# start of LISTED RECORDS
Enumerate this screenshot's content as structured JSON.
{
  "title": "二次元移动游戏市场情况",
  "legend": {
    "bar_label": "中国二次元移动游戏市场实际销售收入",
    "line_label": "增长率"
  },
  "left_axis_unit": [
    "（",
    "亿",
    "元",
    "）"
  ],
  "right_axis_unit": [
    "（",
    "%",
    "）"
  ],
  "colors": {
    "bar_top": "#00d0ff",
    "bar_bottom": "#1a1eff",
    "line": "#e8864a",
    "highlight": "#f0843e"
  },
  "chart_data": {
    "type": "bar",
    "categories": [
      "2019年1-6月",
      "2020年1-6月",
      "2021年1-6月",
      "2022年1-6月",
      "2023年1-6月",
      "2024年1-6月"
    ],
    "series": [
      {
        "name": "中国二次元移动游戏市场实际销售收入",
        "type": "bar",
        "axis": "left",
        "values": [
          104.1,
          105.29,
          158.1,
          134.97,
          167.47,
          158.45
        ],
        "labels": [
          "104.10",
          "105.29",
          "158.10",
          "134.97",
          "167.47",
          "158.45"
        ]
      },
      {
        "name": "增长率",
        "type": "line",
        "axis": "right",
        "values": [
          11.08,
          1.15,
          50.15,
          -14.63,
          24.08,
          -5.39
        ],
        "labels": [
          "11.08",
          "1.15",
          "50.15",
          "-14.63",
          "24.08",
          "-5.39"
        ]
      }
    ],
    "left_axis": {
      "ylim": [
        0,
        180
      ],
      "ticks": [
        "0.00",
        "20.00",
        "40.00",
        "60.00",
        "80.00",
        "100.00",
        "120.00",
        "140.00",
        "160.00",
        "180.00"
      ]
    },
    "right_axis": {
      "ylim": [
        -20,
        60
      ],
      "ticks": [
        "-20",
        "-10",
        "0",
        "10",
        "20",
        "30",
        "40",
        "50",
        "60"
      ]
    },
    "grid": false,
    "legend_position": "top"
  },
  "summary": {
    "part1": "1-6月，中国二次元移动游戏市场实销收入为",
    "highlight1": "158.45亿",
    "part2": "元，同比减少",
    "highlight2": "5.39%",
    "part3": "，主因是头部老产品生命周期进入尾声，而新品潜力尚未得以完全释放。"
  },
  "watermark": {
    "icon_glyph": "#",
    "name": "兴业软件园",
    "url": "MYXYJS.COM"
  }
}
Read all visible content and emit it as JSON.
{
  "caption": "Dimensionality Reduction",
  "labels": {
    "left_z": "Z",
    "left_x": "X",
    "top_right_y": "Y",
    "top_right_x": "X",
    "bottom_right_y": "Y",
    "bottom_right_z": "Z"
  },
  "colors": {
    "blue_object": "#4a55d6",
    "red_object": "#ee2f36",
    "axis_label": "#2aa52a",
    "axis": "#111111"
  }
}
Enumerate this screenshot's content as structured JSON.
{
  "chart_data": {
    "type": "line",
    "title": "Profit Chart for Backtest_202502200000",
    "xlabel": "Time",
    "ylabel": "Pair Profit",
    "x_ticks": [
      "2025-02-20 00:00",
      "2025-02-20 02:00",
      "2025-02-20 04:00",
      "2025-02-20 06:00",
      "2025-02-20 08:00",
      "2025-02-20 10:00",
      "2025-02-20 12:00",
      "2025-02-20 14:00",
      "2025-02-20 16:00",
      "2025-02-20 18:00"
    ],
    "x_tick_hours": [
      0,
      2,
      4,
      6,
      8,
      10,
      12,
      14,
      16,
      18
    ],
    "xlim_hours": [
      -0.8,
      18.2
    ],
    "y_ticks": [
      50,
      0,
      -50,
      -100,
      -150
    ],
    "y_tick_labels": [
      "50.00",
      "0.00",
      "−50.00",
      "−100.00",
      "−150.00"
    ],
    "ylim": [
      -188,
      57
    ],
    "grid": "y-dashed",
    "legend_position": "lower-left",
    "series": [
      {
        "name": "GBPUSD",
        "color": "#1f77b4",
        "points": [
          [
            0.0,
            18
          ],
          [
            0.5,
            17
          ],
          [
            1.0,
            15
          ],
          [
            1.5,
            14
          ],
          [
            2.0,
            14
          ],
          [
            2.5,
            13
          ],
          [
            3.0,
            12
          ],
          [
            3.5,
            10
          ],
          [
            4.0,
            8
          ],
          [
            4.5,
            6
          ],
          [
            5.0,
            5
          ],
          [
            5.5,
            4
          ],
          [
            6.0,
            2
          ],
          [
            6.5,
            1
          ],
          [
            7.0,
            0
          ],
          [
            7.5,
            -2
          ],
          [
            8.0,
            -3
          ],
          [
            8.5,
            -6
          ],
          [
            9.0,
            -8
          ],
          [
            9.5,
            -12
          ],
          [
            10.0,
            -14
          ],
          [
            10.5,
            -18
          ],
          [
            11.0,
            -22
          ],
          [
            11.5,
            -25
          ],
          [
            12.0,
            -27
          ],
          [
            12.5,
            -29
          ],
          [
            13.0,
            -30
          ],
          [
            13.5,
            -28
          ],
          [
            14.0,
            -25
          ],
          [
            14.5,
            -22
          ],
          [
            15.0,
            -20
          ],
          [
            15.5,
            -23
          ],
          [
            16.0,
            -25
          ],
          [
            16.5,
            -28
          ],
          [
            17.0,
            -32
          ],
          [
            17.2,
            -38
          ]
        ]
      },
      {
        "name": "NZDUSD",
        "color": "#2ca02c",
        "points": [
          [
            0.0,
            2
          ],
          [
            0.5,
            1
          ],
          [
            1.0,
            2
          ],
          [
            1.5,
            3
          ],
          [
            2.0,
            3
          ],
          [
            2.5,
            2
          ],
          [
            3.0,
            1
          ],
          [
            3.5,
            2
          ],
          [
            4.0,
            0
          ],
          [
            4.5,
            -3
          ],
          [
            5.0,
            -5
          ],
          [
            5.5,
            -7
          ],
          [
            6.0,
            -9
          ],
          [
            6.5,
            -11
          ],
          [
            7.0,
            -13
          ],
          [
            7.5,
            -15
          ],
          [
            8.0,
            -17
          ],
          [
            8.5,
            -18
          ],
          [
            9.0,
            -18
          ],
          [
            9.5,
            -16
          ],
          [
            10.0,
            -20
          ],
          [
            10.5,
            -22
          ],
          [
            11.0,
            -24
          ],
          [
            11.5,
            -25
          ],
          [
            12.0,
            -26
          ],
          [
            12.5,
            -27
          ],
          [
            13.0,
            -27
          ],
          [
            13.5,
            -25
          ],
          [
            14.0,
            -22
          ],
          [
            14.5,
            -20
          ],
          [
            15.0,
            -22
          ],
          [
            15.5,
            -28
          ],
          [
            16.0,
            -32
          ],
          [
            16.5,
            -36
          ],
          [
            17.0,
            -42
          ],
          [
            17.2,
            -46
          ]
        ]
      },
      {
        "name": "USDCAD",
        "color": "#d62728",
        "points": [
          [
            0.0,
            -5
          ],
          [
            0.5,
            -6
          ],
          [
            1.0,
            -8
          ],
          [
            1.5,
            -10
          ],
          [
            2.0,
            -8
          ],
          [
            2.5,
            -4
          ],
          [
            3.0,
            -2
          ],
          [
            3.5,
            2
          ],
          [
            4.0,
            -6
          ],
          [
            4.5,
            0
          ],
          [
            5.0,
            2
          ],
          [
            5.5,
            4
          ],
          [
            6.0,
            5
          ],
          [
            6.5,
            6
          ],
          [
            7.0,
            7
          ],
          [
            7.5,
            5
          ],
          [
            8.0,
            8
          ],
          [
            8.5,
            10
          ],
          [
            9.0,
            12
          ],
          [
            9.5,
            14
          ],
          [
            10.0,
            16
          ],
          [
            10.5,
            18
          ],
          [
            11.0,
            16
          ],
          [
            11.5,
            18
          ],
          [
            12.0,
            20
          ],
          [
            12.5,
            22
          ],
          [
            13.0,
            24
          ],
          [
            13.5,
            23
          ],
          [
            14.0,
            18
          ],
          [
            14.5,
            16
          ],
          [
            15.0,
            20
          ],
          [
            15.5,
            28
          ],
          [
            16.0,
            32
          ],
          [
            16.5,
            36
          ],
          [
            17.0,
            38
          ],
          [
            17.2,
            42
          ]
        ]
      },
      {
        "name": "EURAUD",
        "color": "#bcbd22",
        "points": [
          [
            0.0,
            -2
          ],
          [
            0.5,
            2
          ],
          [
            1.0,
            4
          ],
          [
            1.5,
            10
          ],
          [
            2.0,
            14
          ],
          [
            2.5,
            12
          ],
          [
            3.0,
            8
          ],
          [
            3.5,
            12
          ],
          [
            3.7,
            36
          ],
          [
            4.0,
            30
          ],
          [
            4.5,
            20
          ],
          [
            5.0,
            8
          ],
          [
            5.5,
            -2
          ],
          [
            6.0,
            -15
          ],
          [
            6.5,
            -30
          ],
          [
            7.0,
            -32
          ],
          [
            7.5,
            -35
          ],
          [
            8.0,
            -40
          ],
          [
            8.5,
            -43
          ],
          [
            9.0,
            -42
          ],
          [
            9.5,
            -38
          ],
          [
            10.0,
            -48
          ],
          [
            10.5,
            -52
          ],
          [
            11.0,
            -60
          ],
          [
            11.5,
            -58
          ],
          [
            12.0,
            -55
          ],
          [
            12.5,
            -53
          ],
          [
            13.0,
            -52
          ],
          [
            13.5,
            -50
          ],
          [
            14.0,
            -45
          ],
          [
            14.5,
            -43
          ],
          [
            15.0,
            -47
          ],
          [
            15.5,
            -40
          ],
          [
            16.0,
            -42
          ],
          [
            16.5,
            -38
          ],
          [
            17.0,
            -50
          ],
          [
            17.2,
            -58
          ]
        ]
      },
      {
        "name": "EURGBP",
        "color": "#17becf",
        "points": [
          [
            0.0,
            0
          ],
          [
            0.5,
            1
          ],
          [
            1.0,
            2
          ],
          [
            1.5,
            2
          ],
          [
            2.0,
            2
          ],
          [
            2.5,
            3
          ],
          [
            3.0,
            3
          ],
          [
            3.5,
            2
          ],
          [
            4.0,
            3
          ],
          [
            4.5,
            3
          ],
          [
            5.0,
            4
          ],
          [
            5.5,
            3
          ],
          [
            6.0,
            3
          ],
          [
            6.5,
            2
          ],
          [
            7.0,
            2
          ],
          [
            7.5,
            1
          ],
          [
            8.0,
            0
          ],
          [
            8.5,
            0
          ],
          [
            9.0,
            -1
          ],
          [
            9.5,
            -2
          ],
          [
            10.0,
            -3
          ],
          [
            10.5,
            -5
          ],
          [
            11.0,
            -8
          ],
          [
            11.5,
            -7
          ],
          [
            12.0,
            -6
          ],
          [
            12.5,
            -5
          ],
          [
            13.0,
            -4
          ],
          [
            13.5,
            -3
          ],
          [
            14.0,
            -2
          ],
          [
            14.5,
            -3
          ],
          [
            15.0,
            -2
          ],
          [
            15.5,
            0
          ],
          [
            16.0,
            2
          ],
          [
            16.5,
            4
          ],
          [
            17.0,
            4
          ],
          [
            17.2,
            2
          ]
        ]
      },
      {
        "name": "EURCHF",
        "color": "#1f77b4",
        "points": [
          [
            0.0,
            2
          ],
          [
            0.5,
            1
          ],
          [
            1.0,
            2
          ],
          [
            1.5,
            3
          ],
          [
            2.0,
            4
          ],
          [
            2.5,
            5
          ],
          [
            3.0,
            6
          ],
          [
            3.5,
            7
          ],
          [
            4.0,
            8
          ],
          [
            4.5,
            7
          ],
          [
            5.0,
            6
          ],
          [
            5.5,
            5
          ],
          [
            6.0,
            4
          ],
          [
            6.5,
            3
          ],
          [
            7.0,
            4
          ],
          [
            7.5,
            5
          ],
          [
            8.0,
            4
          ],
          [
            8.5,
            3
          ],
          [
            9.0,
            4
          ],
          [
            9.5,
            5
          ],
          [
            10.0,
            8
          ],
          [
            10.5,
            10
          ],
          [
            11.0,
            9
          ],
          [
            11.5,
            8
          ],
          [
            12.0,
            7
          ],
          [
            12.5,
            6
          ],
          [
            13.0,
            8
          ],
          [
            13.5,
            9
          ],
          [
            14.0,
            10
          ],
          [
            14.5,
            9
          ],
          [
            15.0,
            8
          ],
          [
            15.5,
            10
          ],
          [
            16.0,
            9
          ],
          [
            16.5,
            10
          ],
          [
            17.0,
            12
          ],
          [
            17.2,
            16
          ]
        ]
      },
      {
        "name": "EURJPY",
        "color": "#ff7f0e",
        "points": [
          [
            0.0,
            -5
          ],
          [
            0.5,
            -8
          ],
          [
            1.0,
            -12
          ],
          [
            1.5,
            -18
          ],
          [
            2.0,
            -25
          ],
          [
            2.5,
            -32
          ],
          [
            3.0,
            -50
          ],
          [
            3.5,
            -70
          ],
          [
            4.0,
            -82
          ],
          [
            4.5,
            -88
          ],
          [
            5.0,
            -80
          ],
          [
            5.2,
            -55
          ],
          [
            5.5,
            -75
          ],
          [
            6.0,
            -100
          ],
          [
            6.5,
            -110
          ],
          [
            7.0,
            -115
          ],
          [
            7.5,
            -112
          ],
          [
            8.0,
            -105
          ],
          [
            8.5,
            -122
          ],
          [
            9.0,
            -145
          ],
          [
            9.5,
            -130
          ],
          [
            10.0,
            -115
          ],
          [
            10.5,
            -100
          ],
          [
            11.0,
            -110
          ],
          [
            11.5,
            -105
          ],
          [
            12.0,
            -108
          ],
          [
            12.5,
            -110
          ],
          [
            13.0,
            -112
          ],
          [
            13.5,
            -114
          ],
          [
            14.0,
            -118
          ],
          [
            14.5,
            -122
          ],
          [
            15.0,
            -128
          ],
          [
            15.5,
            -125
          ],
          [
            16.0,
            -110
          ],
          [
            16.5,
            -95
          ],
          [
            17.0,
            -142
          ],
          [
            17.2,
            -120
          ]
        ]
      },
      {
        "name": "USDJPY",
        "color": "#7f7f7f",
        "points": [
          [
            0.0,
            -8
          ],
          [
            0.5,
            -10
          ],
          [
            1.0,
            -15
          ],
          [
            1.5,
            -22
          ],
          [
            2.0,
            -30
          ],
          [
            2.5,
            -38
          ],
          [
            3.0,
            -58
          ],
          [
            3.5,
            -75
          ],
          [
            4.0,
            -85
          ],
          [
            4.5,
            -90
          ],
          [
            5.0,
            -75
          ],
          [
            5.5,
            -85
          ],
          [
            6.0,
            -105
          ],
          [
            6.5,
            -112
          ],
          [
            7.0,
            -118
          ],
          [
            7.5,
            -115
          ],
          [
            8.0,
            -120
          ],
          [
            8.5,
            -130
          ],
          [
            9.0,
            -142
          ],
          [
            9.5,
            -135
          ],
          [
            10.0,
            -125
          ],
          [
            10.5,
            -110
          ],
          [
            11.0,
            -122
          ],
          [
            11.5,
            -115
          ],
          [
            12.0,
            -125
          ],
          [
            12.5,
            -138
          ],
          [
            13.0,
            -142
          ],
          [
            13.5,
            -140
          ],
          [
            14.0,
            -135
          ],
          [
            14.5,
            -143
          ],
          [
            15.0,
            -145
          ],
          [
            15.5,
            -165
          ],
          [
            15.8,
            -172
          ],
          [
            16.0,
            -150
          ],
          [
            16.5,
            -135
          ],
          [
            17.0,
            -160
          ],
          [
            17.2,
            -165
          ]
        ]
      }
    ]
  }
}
# end of LISTED RECORDS
Using the material above, state how many lines include the string "name". Answer with a single number.

▶ [RESULT OF THE TASK]:
11